◆ Exercise directions
Scan the material and copy every line in which "信息披露考评" appears.

[Dataset entries]
——

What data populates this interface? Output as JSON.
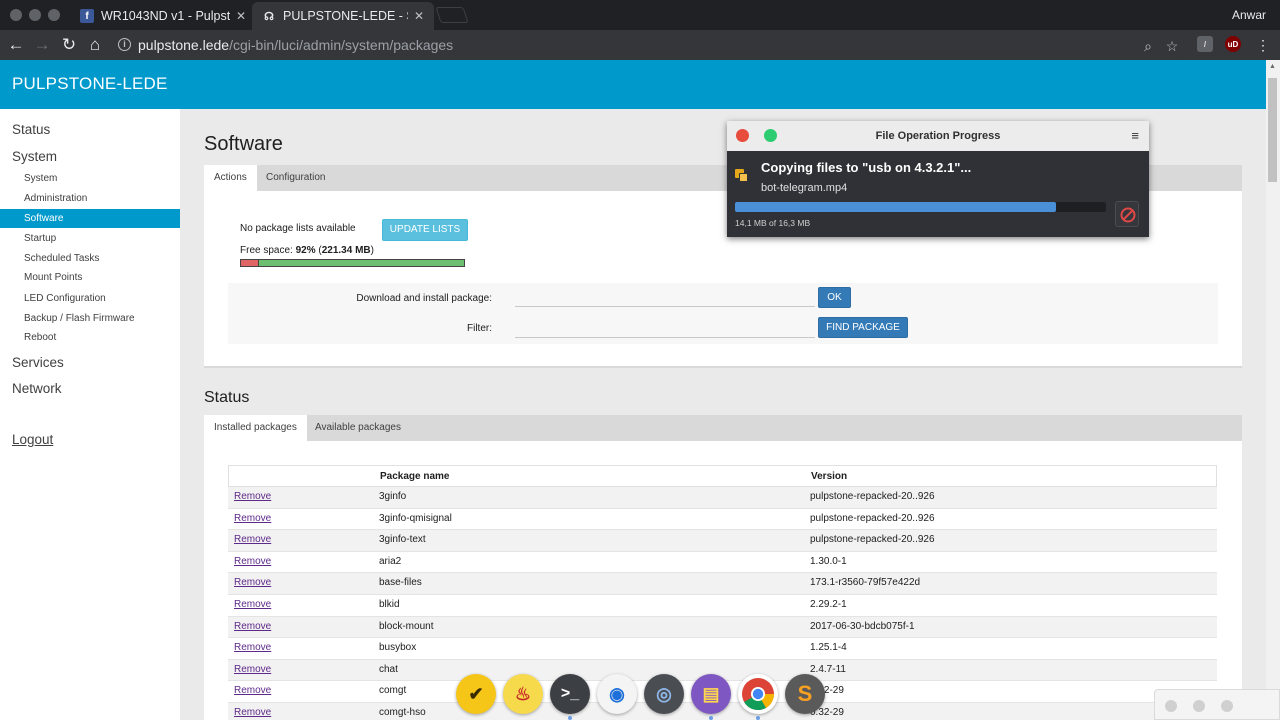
{
  "browser": {
    "tabs": [
      {
        "title": "WR1043ND v1 - Pulpsto",
        "favicon": "facebook-icon",
        "active": false
      },
      {
        "title": "PULPSTONE-LEDE - Sof",
        "favicon": "router-icon",
        "active": true
      }
    ],
    "user": "Anwar",
    "url_host": "pulpstone.lede",
    "url_path": "/cgi-bin/luci/admin/system/packages"
  },
  "brand": "PULPSTONE-LEDE",
  "sidebar": {
    "status": "Status",
    "system": "System",
    "system_items": [
      "System",
      "Administration",
      "Software",
      "Startup",
      "Scheduled Tasks",
      "Mount Points",
      "LED Configuration",
      "Backup / Flash Firmware",
      "Reboot"
    ],
    "active_item": "Software",
    "services": "Services",
    "network": "Network",
    "logout": "Logout"
  },
  "software": {
    "title": "Software",
    "tabs": [
      "Actions",
      "Configuration"
    ],
    "no_lists": "No package lists available",
    "update_button": "UPDATE LISTS",
    "free_space_label": "Free space: ",
    "free_space_pct": "92%",
    "free_space_size": "221.34 MB",
    "free_space_fraction": 0.92,
    "download_label": "Download and install package:",
    "ok_button": "OK",
    "filter_label": "Filter:",
    "find_button": "FIND PACKAGE"
  },
  "status": {
    "title": "Status",
    "tabs": [
      "Installed packages",
      "Available packages"
    ],
    "col_name": "Package name",
    "col_version": "Version",
    "action_label": "Remove",
    "rows": [
      {
        "name": "3ginfo",
        "version": "pulpstone-repacked-20..926"
      },
      {
        "name": "3ginfo-qmisignal",
        "version": "pulpstone-repacked-20..926"
      },
      {
        "name": "3ginfo-text",
        "version": "pulpstone-repacked-20..926"
      },
      {
        "name": "aria2",
        "version": "1.30.0-1"
      },
      {
        "name": "base-files",
        "version": "173.1-r3560-79f57e422d"
      },
      {
        "name": "blkid",
        "version": "2.29.2-1"
      },
      {
        "name": "block-mount",
        "version": "2017-06-30-bdcb075f-1"
      },
      {
        "name": "busybox",
        "version": "1.25.1-4"
      },
      {
        "name": "chat",
        "version": "2.4.7-11"
      },
      {
        "name": "comgt",
        "version": "0.32-29"
      },
      {
        "name": "comgt-hso",
        "version": "0.32-29"
      }
    ]
  },
  "file_op": {
    "window_title": "File Operation Progress",
    "heading": "Copying files to \"usb on 4.3.2.1\"...",
    "file": "bot-telegram.mp4",
    "progress_text": "14,1 MB of 16,3 MB",
    "progress_fraction": 0.865
  },
  "colors": {
    "header": "#0099cc",
    "accent": "#0099cc",
    "progress": "#4a90d9",
    "update_button": "#5bc0de",
    "primary_button": "#337ab7"
  },
  "dock": [
    "task-app-icon",
    "genie-icon",
    "terminal-icon",
    "camera-icon",
    "screen-recorder-icon",
    "file-manager-icon",
    "chrome-icon",
    "sublime-text-icon"
  ]
}
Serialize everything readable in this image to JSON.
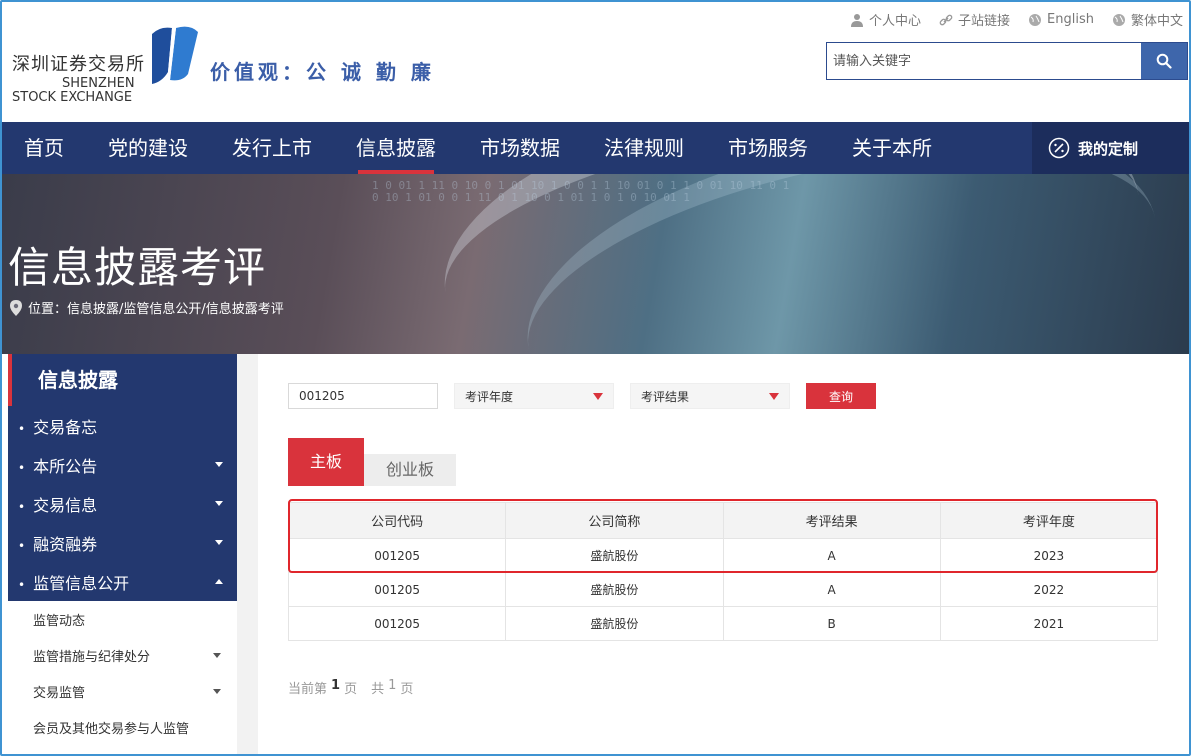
{
  "header": {
    "logo_cn": "深圳证券交易所",
    "logo_en_line1": "SHENZHEN",
    "logo_en_line2": "STOCK EXCHANGE",
    "slogan": "价值观：公 诚 勤 廉",
    "links": [
      {
        "label": "个人中心",
        "icon": "user-icon"
      },
      {
        "label": "子站链接",
        "icon": "link-icon"
      },
      {
        "label": "English",
        "icon": "globe-icon"
      },
      {
        "label": "繁体中文",
        "icon": "globe-icon"
      }
    ],
    "search": {
      "placeholder": "请输入关键字",
      "icon": "search-icon"
    }
  },
  "nav": {
    "items": [
      "首页",
      "党的建设",
      "发行上市",
      "信息披露",
      "市场数据",
      "法律规则",
      "市场服务",
      "关于本所"
    ],
    "active": "信息披露",
    "custom_label": "我的定制"
  },
  "banner": {
    "title": "信息披露考评",
    "breadcrumb": "位置：信息披露/监管信息公开/信息披露考评"
  },
  "sidebar": {
    "title": "信息披露",
    "groups": [
      {
        "label": "交易备忘",
        "caret": ""
      },
      {
        "label": "本所公告",
        "caret": "down"
      },
      {
        "label": "交易信息",
        "caret": "down"
      },
      {
        "label": "融资融券",
        "caret": "down"
      },
      {
        "label": "监管信息公开",
        "caret": "up"
      }
    ],
    "subitems": [
      {
        "label": "监管动态",
        "caret": ""
      },
      {
        "label": "监管措施与纪律处分",
        "caret": "down"
      },
      {
        "label": "交易监管",
        "caret": "down"
      },
      {
        "label": "会员及其他交易参与人监管",
        "caret": ""
      }
    ]
  },
  "filters": {
    "code_value": "001205",
    "year_select": "考评年度",
    "result_select": "考评结果",
    "query_label": "查询"
  },
  "tabs": [
    {
      "label": "主板",
      "active": true
    },
    {
      "label": "创业板",
      "active": false
    }
  ],
  "table": {
    "headers": [
      "公司代码",
      "公司简称",
      "考评结果",
      "考评年度"
    ],
    "rows": [
      [
        "001205",
        "盛航股份",
        "A",
        "2023"
      ],
      [
        "001205",
        "盛航股份",
        "A",
        "2022"
      ],
      [
        "001205",
        "盛航股份",
        "B",
        "2021"
      ]
    ]
  },
  "pager": {
    "prefix": "当前第",
    "current": "1",
    "page_word": "页",
    "total_prefix": "共",
    "total": "1",
    "total_suffix": "页"
  },
  "colors": {
    "nav_bg": "#23386f",
    "accent_red": "#d9333c",
    "search_btn": "#3e66ab"
  }
}
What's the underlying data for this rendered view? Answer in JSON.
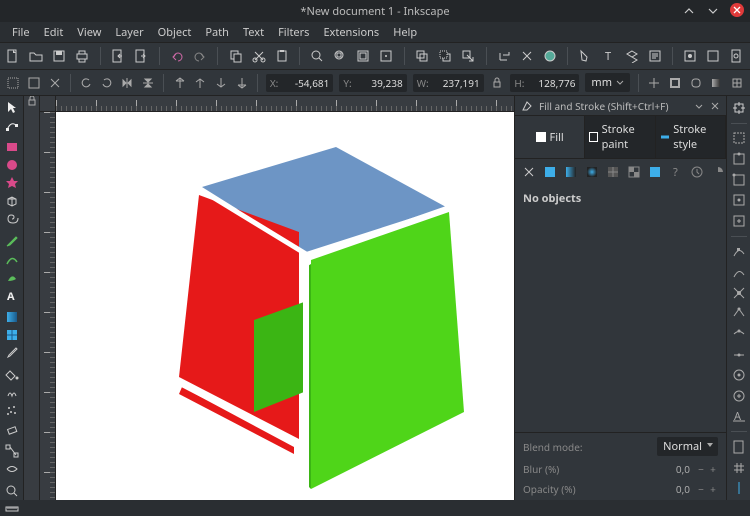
{
  "window": {
    "title": "*New document 1 - Inkscape"
  },
  "menu": [
    "File",
    "Edit",
    "View",
    "Layer",
    "Object",
    "Path",
    "Text",
    "Filters",
    "Extensions",
    "Help"
  ],
  "controls": {
    "x": {
      "label": "X:",
      "value": "-54,681"
    },
    "y": {
      "label": "Y:",
      "value": "39,238"
    },
    "w": {
      "label": "W:",
      "value": "237,191"
    },
    "h": {
      "label": "H:",
      "value": "128,776"
    },
    "unit": "mm"
  },
  "dock": {
    "title": "Fill and Stroke (Shift+Ctrl+F)",
    "tabs": {
      "fill": "Fill",
      "stroke_paint": "Stroke paint",
      "stroke_style": "Stroke style"
    },
    "message": "No objects",
    "blend": {
      "label": "Blend mode:",
      "value": "Normal"
    },
    "blur": {
      "label": "Blur (%)",
      "value": "0,0"
    },
    "opacity": {
      "label": "Opacity (%)",
      "value": "0,0"
    }
  },
  "cube": {
    "top": "#6d95c5",
    "left": "#e61919",
    "front": "#4fd519"
  }
}
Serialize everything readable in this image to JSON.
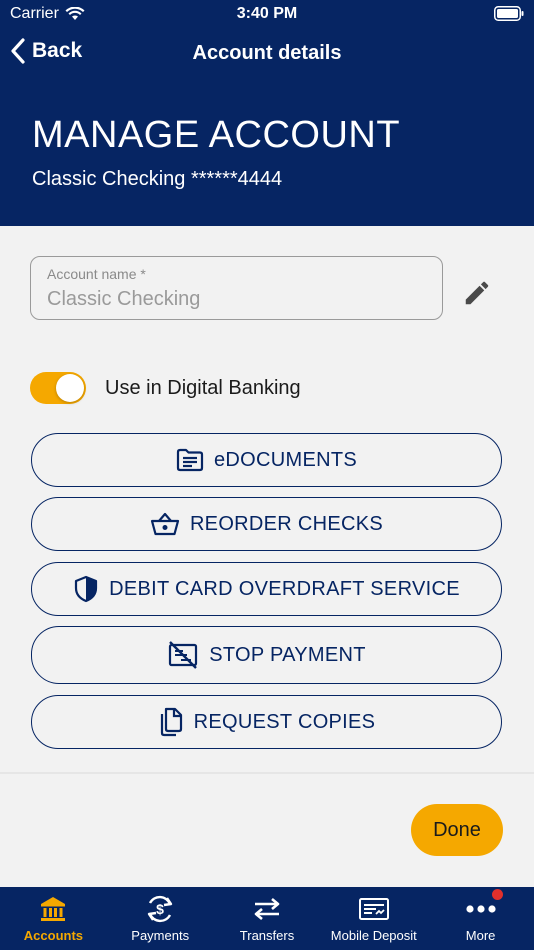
{
  "status_bar": {
    "carrier": "Carrier",
    "time": "3:40 PM"
  },
  "nav": {
    "back_label": "Back",
    "title": "Account details"
  },
  "header": {
    "title": "MANAGE ACCOUNT",
    "subtitle": "Classic Checking ******4444"
  },
  "account_name": {
    "label": "Account name *",
    "value": "Classic Checking"
  },
  "digital_banking": {
    "label": "Use in Digital Banking",
    "enabled": true
  },
  "actions": [
    {
      "label": "eDOCUMENTS",
      "icon": "folder-document-icon"
    },
    {
      "label": "REORDER CHECKS",
      "icon": "basket-icon"
    },
    {
      "label": "DEBIT CARD OVERDRAFT SERVICE",
      "icon": "shield-icon"
    },
    {
      "label": "STOP PAYMENT",
      "icon": "stop-check-icon"
    },
    {
      "label": "REQUEST COPIES",
      "icon": "copy-icon"
    }
  ],
  "done_label": "Done",
  "tabs": [
    {
      "label": "Accounts",
      "icon": "bank-icon",
      "active": true
    },
    {
      "label": "Payments",
      "icon": "payments-icon",
      "active": false
    },
    {
      "label": "Transfers",
      "icon": "transfer-arrows-icon",
      "active": false
    },
    {
      "label": "Mobile Deposit",
      "icon": "check-deposit-icon",
      "active": false
    },
    {
      "label": "More",
      "icon": "more-dots-icon",
      "active": false,
      "has_notification": true
    }
  ],
  "colors": {
    "brand_navy": "#062563",
    "accent_gold": "#f5a800",
    "notification_red": "#e0302c"
  }
}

——

◆ In response
    "title": "信息披露考评",
    "breadcrumb": "位置：信息披露/监管信息公开/信息披露考评"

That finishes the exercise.